Problem details
Transcribe the material in full. Nothing should differ except that the pictures are left out.

□ □ □ □ □ □ □

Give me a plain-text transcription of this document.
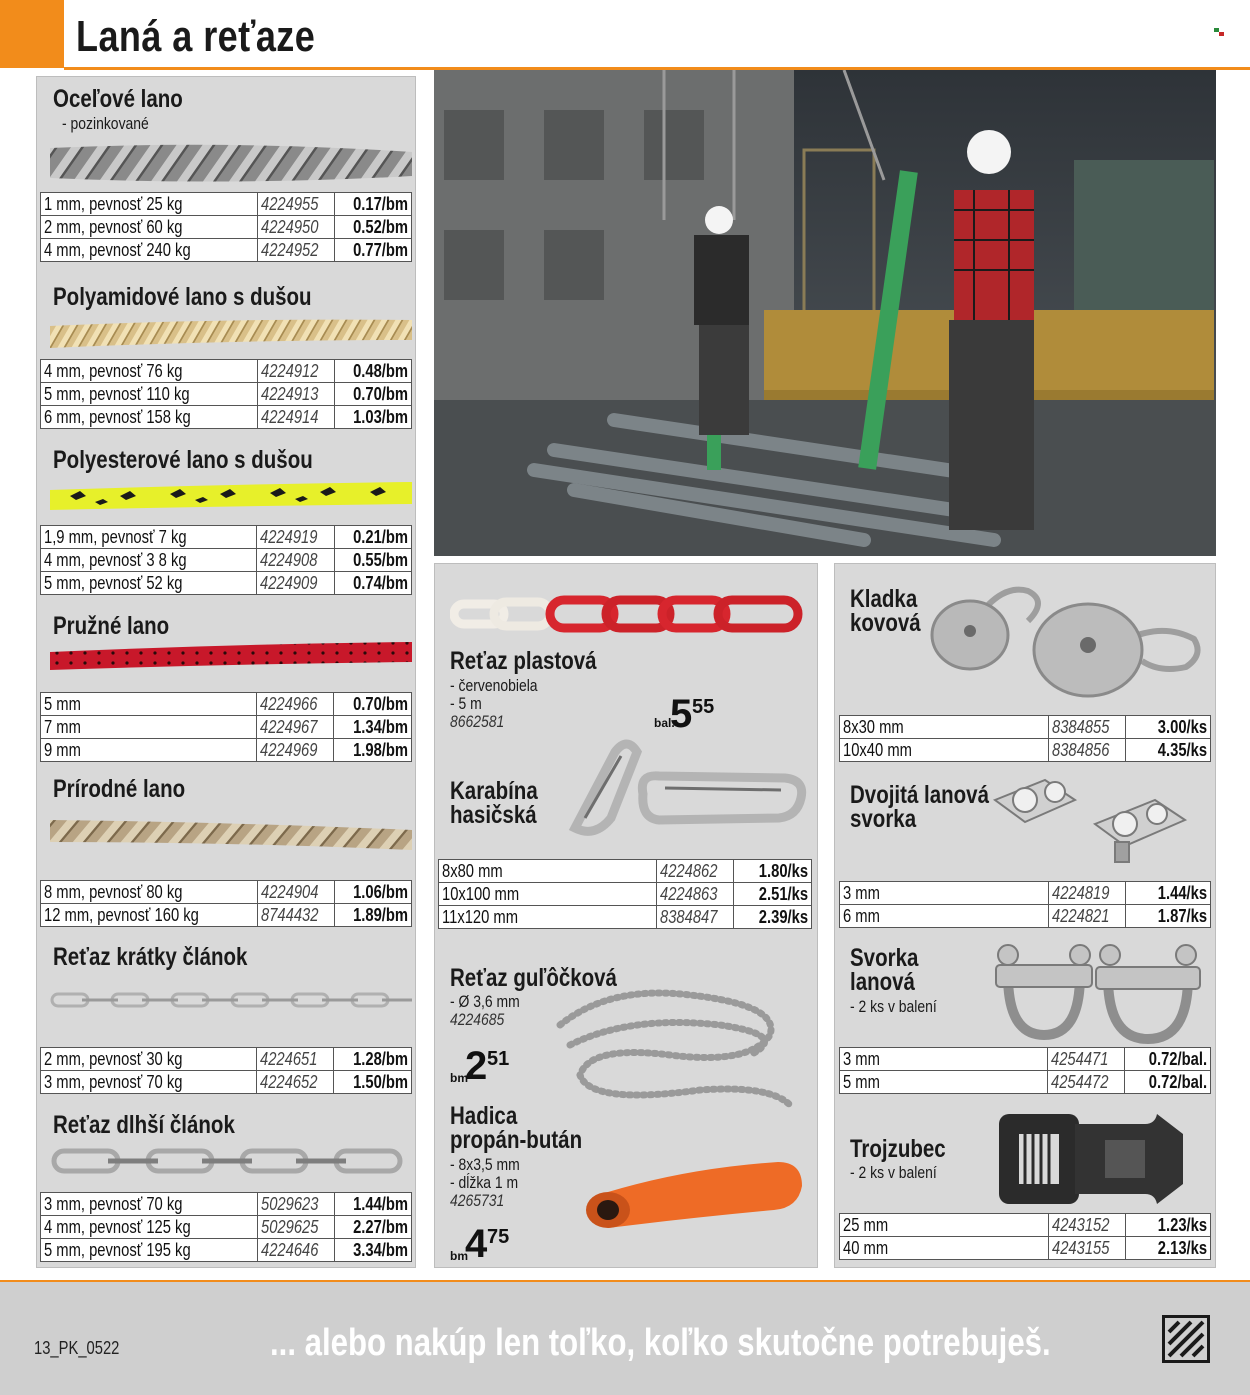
Laná a reťaze
Oceľové lano
- pozinkované
1 mm, pevnosť 25 kg	4224955	0.17/bm
2 mm, pevnosť 60 kg	4224950	0.52/bm
4 mm, pevnosť 240 kg	4224952	0.77/bm
Polyamidové lano s dušou
4 mm, pevnosť 76 kg	4224912	0.48/bm
5 mm, pevnosť 110 kg	4224913	0.70/bm
6 mm, pevnosť 158 kg	4224914	1.03/bm
Polyesterové lano s dušou
1,9 mm, pevnosť 7 kg	4224919	0.21/bm
4 mm, pevnosť 3 8 kg	4224908	0.55/bm
5 mm, pevnosť 52 kg	4224909	0.74/bm
Pružné lano
5 mm	4224966	0.70/bm
7 mm	4224967	1.34/bm
9 mm	4224969	1.98/bm
Prírodné lano
8 mm, pevnosť 80 kg	4224904	1.06/bm
12 mm, pevnosť 160 kg	8744432	1.89/bm
Reťaz krátky článok
2 mm, pevnosť 30 kg	4224651	1.28/bm
3 mm, pevnosť 70 kg	4224652	1.50/bm
Reťaz dlhší článok
3 mm, pevnosť 70 kg	5029623	1.44/bm
4 mm, pevnosť 125 kg	5029625	2.27/bm
5 mm, pevnosť 195 kg	4224646	3.34/bm
Reťaz plastová
- červenobiela
- 5 m
8662581	bal.
5 55
Karabína
hasičská
8x80 mm	4224862	1.80/ks
10x100 mm	4224863	2.51/ks
11x120 mm	8384847	2.39/ks
Reťaz guľôčková
- Ø 3,6 mm
4224685
bm
2 51
Hadica
propán-bután
- 8x3,5 mm
- dĺžka 1 m
4265731
bm
4 75
Kladka
kovová
8x30 mm	8384855	3.00/ks
10x40 mm	8384856	4.35/ks
Dvojitá lanová
svorka
3 mm	4224819	1.44/ks
6 mm	4224821	1.87/ks
Svorka
lanová
- 2 ks v balení
3 mm	4254471	0.72/bal.
5 mm	4254472	0.72/bal.
Trojzubec
- 2 ks v balení
25 mm	4243152	1.23/ks
40 mm	4243155	2.13/ks
13_PK_0522	... alebo nakúp len toľko, koľko skutočne potrebuješ.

□ □ □ □ □ □ □

Problem solution
Give me a plain-text transcription of this document.
Laná a reťaze
Oceľové lano
- pozinkované
1 mm, pevnosť 25 kg	4224955	0.17/bm
2 mm, pevnosť 60 kg	4224950	0.52/bm
4 mm, pevnosť 240 kg	4224952	0.77/bm
Polyamidové lano s dušou
4 mm, pevnosť 76 kg	4224912	0.48/bm
5 mm, pevnosť 110 kg	4224913	0.70/bm
6 mm, pevnosť 158 kg	4224914	1.03/bm
Polyesterové lano s dušou
1,9 mm, pevnosť 7 kg	4224919	0.21/bm
4 mm, pevnosť 3 8 kg	4224908	0.55/bm
5 mm, pevnosť 52 kg	4224909	0.74/bm
Pružné lano
5 mm	4224966	0.70/bm
7 mm	4224967	1.34/bm
9 mm	4224969	1.98/bm
Prírodné lano
8 mm, pevnosť 80 kg	4224904	1.06/bm
12 mm, pevnosť 160 kg	8744432	1.89/bm
Reťaz krátky článok
2 mm, pevnosť 30 kg	4224651	1.28/bm
3 mm, pevnosť 70 kg	4224652	1.50/bm
Reťaz dlhší článok
3 mm, pevnosť 70 kg	5029623	1.44/bm
4 mm, pevnosť 125 kg	5029625	2.27/bm
5 mm, pevnosť 195 kg	4224646	3.34/bm
Reťaz plastová
- červenobiela
- 5 m
8662581	bal.
5 55
Karabína
hasičská
8x80 mm	4224862	1.80/ks
10x100 mm	4224863	2.51/ks
11x120 mm	8384847	2.39/ks
Reťaz guľôčková
- Ø 3,6 mm
4224685
bm
2 51
Hadica
propán-bután
- 8x3,5 mm
- dĺžka 1 m
4265731
bm
4 75
Kladka
kovová
8x30 mm	8384855	3.00/ks
10x40 mm	8384856	4.35/ks
Dvojitá lanová
svorka
3 mm	4224819	1.44/ks
6 mm	4224821	1.87/ks
Svorka
lanová
- 2 ks v balení
3 mm	4254471	0.72/bal.
5 mm	4254472	0.72/bal.
Trojzubec
- 2 ks v balení
25 mm	4243152	1.23/ks
40 mm	4243155	2.13/ks
13_PK_0522	... alebo nakúp len toľko, koľko skutočne potrebuješ.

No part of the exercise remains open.